## START GIVEN INFORMATION
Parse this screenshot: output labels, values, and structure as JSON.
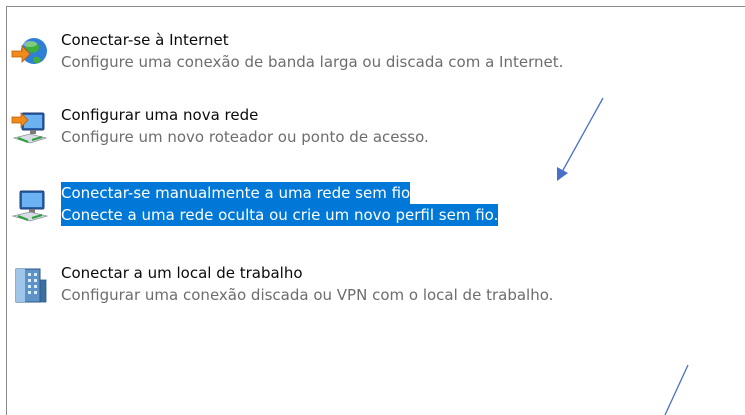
{
  "colors": {
    "selection": "#0078d7",
    "title_text": "#0a0a0a",
    "desc_text": "#6d6d6d",
    "annotation": "#4a6fc9"
  },
  "options": [
    {
      "title": "Conectar-se à Internet",
      "description": "Configure uma conexão de banda larga ou discada com a Internet.",
      "icon": "globe-network-icon",
      "selected": false
    },
    {
      "title": "Configurar uma nova rede",
      "description": "Configure um novo roteador ou ponto de acesso.",
      "icon": "new-network-router-icon",
      "selected": false
    },
    {
      "title": "Conectar-se manualmente a uma rede sem fio",
      "description": "Conecte a uma rede oculta ou crie um novo perfil sem fio.",
      "icon": "wireless-computer-icon",
      "selected": true
    },
    {
      "title": "Conectar a um local de trabalho",
      "description": "Configurar uma conexão discada ou VPN com o local de trabalho.",
      "icon": "workplace-building-icon",
      "selected": false
    }
  ]
}
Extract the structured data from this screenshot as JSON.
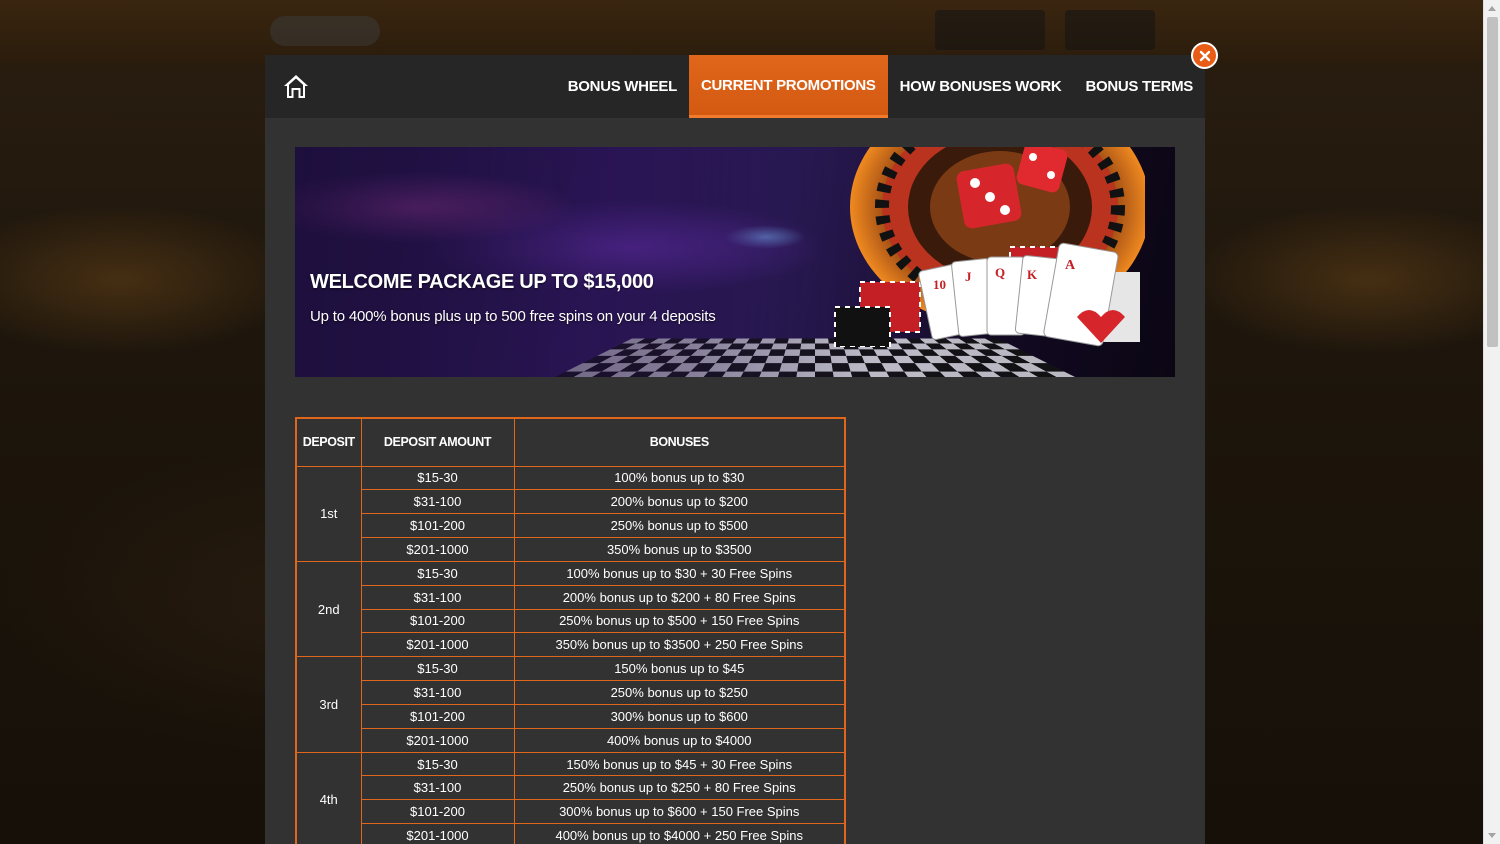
{
  "nav": {
    "tabs": [
      {
        "label": "BONUS WHEEL",
        "active": false
      },
      {
        "label": "CURRENT PROMOTIONS",
        "active": true
      },
      {
        "label": "HOW BONUSES WORK",
        "active": false
      },
      {
        "label": "BONUS TERMS",
        "active": false
      }
    ],
    "home_icon": "home-icon",
    "close_icon": "close-icon"
  },
  "banner": {
    "title": "WELCOME PACKAGE UP TO $15,000",
    "subtitle": "Up to 400% bonus plus up to 500 free spins on your 4 deposits",
    "card_labels": [
      "10",
      "J",
      "Q",
      "K",
      "A"
    ]
  },
  "table": {
    "headers": [
      "DEPOSIT",
      "DEPOSIT AMOUNT",
      "BONUSES"
    ],
    "groups": [
      {
        "deposit": "1st",
        "rows": [
          {
            "amount": "$15-30",
            "bonus": "100% bonus up to $30"
          },
          {
            "amount": "$31-100",
            "bonus": "200% bonus up to $200"
          },
          {
            "amount": "$101-200",
            "bonus": "250% bonus up to $500"
          },
          {
            "amount": "$201-1000",
            "bonus": "350% bonus up to $3500"
          }
        ]
      },
      {
        "deposit": "2nd",
        "rows": [
          {
            "amount": "$15-30",
            "bonus": "100% bonus up to $30 + 30 Free Spins"
          },
          {
            "amount": "$31-100",
            "bonus": "200% bonus up to $200 + 80 Free Spins"
          },
          {
            "amount": "$101-200",
            "bonus": "250% bonus up to $500 + 150 Free Spins"
          },
          {
            "amount": "$201-1000",
            "bonus": "350% bonus up to $3500 + 250 Free Spins"
          }
        ]
      },
      {
        "deposit": "3rd",
        "rows": [
          {
            "amount": "$15-30",
            "bonus": "150% bonus up to $45"
          },
          {
            "amount": "$31-100",
            "bonus": "250% bonus up to $250"
          },
          {
            "amount": "$101-200",
            "bonus": "300% bonus up to $600"
          },
          {
            "amount": "$201-1000",
            "bonus": "400% bonus up to $4000"
          }
        ]
      },
      {
        "deposit": "4th",
        "rows": [
          {
            "amount": "$15-30",
            "bonus": "150% bonus up to $45 + 30 Free Spins"
          },
          {
            "amount": "$31-100",
            "bonus": "250% bonus up to $250 + 80 Free Spins"
          },
          {
            "amount": "$101-200",
            "bonus": "300% bonus up to $600 + 150 Free Spins"
          },
          {
            "amount": "$201-1000",
            "bonus": "400% bonus up to $4000 + 250 Free Spins"
          }
        ]
      }
    ]
  },
  "colors": {
    "accent": "#e0661b",
    "modal_bg": "#323232",
    "nav_bg": "#262626"
  }
}
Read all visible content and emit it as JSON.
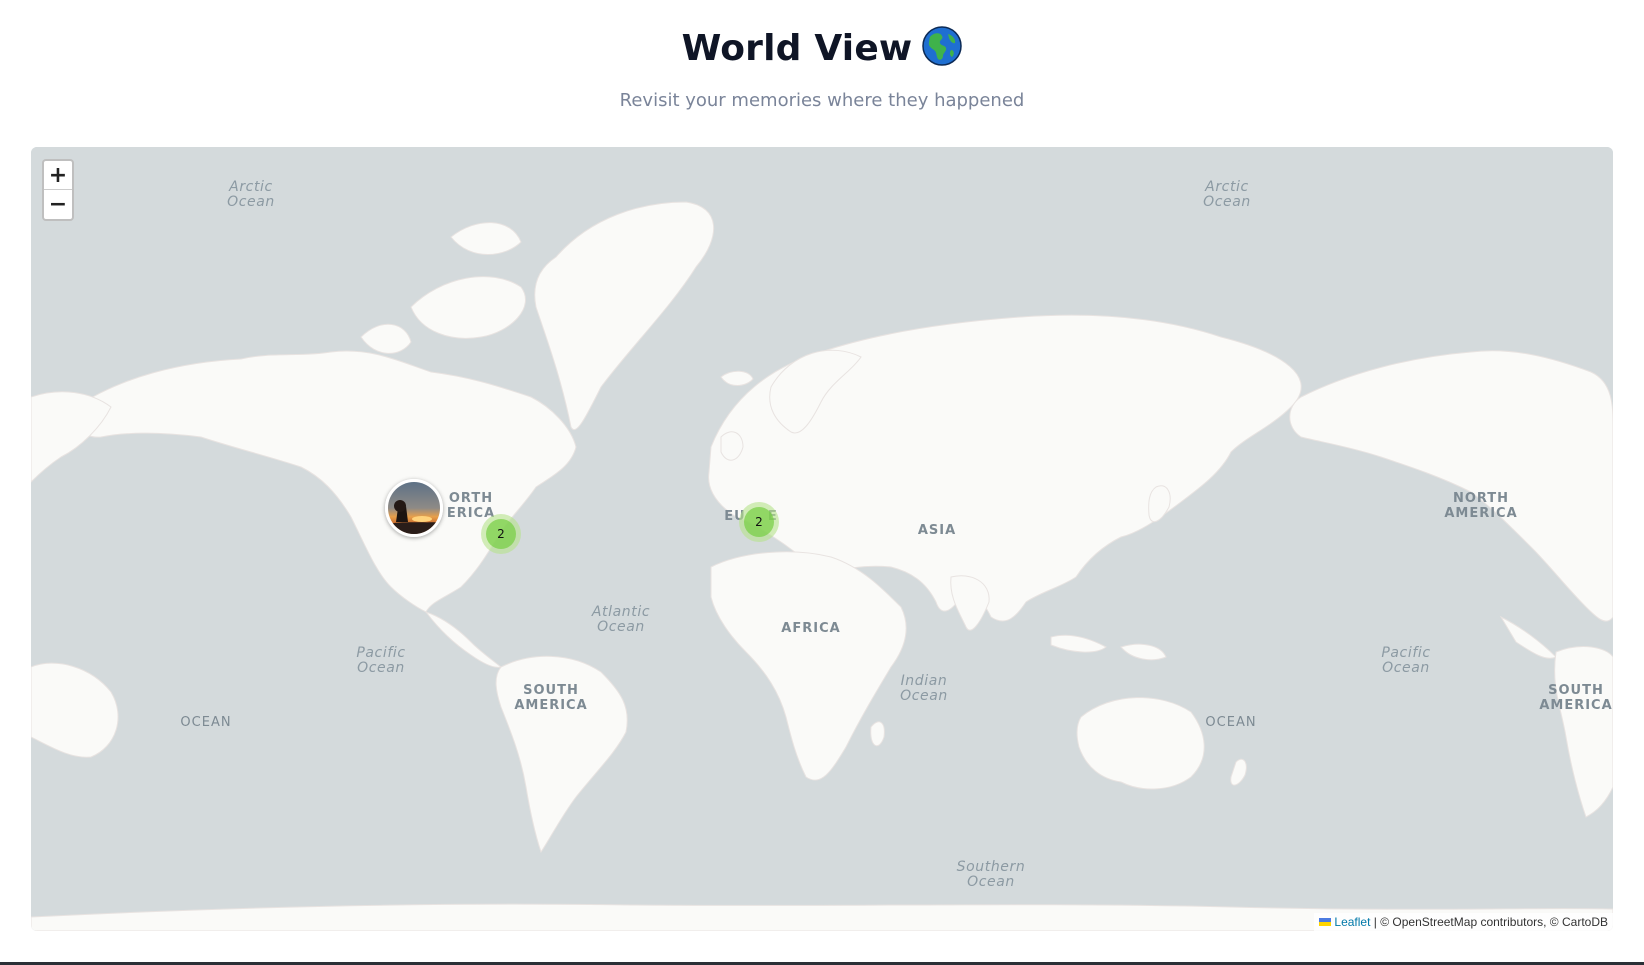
{
  "header": {
    "title": "World View",
    "title_icon": "globe-americas-icon",
    "subtitle": "Revisit your memories where they happened"
  },
  "map": {
    "zoom_in_label": "+",
    "zoom_out_label": "−",
    "labels": {
      "arctic_left": [
        "Arctic",
        "Ocean"
      ],
      "arctic_right": [
        "Arctic",
        "Ocean"
      ],
      "north_america_left": [
        "ORTH",
        "ERICA"
      ],
      "north_america_right": [
        "NORTH",
        "AMERICA"
      ],
      "europe": "EU    E",
      "asia": "ASIA",
      "africa": "AFRICA",
      "atlantic": [
        "Atlantic",
        "Ocean"
      ],
      "pacific_left": [
        "Pacific",
        "Ocean"
      ],
      "pacific_right": [
        "Pacific",
        "Ocean"
      ],
      "south_america_left": [
        "SOUTH",
        "AMERICA"
      ],
      "south_america_right": [
        "SOUTH",
        "AMERICA"
      ],
      "indian": [
        "Indian",
        "Ocean"
      ],
      "ocean_left": "OCEAN",
      "ocean_right": "OCEAN",
      "southern": [
        "Southern",
        "Ocean"
      ]
    },
    "markers": {
      "photo": {
        "type": "photo",
        "icon": "sunset-photo-thumbnail"
      },
      "clusters": [
        {
          "count": "2",
          "region": "eastern-north-america"
        },
        {
          "count": "2",
          "region": "southern-europe"
        }
      ]
    },
    "colors": {
      "water": "#d4dadc",
      "land": "#fafaf8",
      "cluster_outer": "#b5e28c",
      "cluster_inner": "#6ecc39",
      "link": "#0078a8"
    },
    "attribution": {
      "leaflet_link": "Leaflet",
      "rest": " | © OpenStreetMap contributors, © CartoDB"
    }
  }
}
## END GIVEN INFORMATION
Copy each line from the data above that includes "your".

    "subtitle": "Up to 400% bonus plus up to 500 free spins on your 4 deposits",
    "subtitle": "Revisit your memories where they happened"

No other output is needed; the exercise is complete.